◆ **COMPITI DA SVOLGERE**
[a] Indichi se ciascuna delle seguenti affermazioni concorda con il testo sulla confisca di Copertino, rispondendo sì o no e citando testualmente le parole decisive: (i) l’imprenditore aveva dichiarato oltre 1200 assunzioni fittizie tra il 2013 e il 2022; (ii) l’ordine di confisca è stato emesso dal Tribunale di Lecce; (iii) l’imprenditore era stato posto in carcere.
[b] Prosegua il testo sulla confisca di Copertino a partire dall’ultima frase riportata.

◆ **TESTO RIPORTATO**
┄┄┄┄┄┄┄┄┄┄

L’uomo aveva dichiarato oltre 1200 assunzioni fittizie tra il 2013 e il 2022. Già erogati 5,4 milioni, bloccati altri 800mila euro.
Copertino - I finanzieri di Lecce hanno eseguito un ordine di confisca 'diretta o per equivalente', emesso dal Tribunale di Lecce nei confronti di un imprenditore agricolo di Copertino a seguito di condanna irrevocabile per il reato di truffa aggravata ai danni dello Stato.
Il provvedimento giunge al termine dell’iter giudiziario relativo a una complessa e articolata indagine svolta dalle fiamme gialle della Tenenza di Porto Cesareo che, all’inizio dell’anno scorso, su disposizione della competente Autorità Giudiziaria, lo hanno messo agli arresti domiciliari.

┄┄┄┄┄┄┄┄┄┄

◆ **Voci salvate**
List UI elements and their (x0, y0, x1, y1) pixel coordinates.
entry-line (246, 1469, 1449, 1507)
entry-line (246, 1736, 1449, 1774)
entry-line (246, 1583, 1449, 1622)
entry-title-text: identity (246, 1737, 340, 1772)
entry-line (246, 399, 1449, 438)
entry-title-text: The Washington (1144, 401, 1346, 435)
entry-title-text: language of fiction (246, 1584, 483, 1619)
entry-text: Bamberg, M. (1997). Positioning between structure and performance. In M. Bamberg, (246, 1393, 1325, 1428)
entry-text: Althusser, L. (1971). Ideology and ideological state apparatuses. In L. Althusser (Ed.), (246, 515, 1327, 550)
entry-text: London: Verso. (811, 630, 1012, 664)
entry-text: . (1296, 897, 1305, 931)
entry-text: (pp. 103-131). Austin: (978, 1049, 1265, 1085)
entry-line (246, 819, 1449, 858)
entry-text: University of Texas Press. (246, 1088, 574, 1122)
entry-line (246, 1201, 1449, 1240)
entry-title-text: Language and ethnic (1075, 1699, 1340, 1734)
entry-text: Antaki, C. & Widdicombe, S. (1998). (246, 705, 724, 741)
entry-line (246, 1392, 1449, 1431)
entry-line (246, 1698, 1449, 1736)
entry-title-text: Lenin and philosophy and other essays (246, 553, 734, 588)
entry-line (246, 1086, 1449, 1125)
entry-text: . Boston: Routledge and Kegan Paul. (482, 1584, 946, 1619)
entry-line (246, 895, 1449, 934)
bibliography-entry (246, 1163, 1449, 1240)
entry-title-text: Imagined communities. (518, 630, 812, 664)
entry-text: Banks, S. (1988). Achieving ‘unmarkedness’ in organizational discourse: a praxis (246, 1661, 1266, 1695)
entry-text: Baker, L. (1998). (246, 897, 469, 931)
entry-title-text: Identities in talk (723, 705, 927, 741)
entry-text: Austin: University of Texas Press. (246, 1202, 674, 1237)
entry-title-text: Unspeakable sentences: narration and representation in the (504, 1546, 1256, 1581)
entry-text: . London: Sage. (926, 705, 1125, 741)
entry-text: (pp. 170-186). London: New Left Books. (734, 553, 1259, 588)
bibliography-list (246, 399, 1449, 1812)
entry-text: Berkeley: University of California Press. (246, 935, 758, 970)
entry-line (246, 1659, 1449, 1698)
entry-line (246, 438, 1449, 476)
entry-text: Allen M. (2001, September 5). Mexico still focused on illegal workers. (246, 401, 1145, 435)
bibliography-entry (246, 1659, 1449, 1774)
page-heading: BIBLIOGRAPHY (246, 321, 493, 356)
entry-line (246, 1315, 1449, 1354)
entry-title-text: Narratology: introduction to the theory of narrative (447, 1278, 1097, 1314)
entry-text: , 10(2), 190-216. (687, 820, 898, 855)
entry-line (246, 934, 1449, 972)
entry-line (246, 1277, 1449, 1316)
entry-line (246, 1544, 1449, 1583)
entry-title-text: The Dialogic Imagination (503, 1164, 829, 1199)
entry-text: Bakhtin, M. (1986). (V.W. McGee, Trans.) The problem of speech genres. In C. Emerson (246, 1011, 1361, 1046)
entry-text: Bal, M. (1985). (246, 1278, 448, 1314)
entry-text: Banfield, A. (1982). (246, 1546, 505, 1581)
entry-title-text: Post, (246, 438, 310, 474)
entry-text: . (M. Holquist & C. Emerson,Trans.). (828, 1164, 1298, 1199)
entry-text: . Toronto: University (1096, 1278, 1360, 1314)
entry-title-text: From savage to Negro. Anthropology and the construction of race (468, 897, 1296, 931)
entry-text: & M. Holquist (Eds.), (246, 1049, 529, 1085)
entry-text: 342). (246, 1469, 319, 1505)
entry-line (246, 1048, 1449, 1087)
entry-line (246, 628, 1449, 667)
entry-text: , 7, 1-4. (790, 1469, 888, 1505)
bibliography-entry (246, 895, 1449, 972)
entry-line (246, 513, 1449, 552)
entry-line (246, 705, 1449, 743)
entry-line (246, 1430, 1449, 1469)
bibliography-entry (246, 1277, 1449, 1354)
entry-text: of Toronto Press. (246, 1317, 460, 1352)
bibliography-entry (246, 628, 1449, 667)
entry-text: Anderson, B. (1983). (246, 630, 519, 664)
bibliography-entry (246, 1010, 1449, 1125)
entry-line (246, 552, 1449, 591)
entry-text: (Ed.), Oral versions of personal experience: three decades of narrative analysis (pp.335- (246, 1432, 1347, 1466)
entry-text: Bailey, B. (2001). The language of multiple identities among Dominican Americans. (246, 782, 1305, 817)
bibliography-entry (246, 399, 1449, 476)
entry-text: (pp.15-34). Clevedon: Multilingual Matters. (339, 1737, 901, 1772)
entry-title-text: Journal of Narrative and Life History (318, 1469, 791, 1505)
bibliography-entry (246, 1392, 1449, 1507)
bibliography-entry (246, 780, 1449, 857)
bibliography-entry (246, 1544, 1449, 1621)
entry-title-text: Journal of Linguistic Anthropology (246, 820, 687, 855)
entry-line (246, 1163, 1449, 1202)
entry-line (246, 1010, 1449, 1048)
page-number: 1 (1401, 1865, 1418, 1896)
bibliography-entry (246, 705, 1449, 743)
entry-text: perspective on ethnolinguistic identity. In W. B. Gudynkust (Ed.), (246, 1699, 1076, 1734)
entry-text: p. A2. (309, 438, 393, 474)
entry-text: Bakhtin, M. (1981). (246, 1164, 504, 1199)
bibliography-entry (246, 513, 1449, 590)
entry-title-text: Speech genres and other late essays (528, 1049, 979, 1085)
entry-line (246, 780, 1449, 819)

┄┄┄┄┄┄┄┄┄┄

◆ **RISPOSTE PER NUMERO**
[a]
(i) Sì: "L’uomo aveva dichiarato oltre 1200 assunzioni fittizie tra il 2013 e il 2022."
(ii) Sì: "emesso dal Tribunale di Lecce"
(iii) No: "lo hanno messo agli arresti domiciliari"

[b]
In particolare l’imprenditore agricolo, tra il 2013 e il 2022, ha dichiarato l’assunzione di oltre 1200 posizioni lavorative fittizie per le quali l’ente previdenziale ha riconosciuto prestazioni sociali (disoccupazione, maternità, malattia) per una somma complessiva di 6,2 milioni di euro di cui circa 5,4 già erogati ai braccianti figurativi.
Nel corso delle indagini, coordinate dall'autorità giudiziaria, i finanzieri sono riusciti a bloccare e sottoporre a vincolo penale gli 800mila euro restanti che l’Inps era in procinto di corrispondere ai falsi lavoratori agricoli.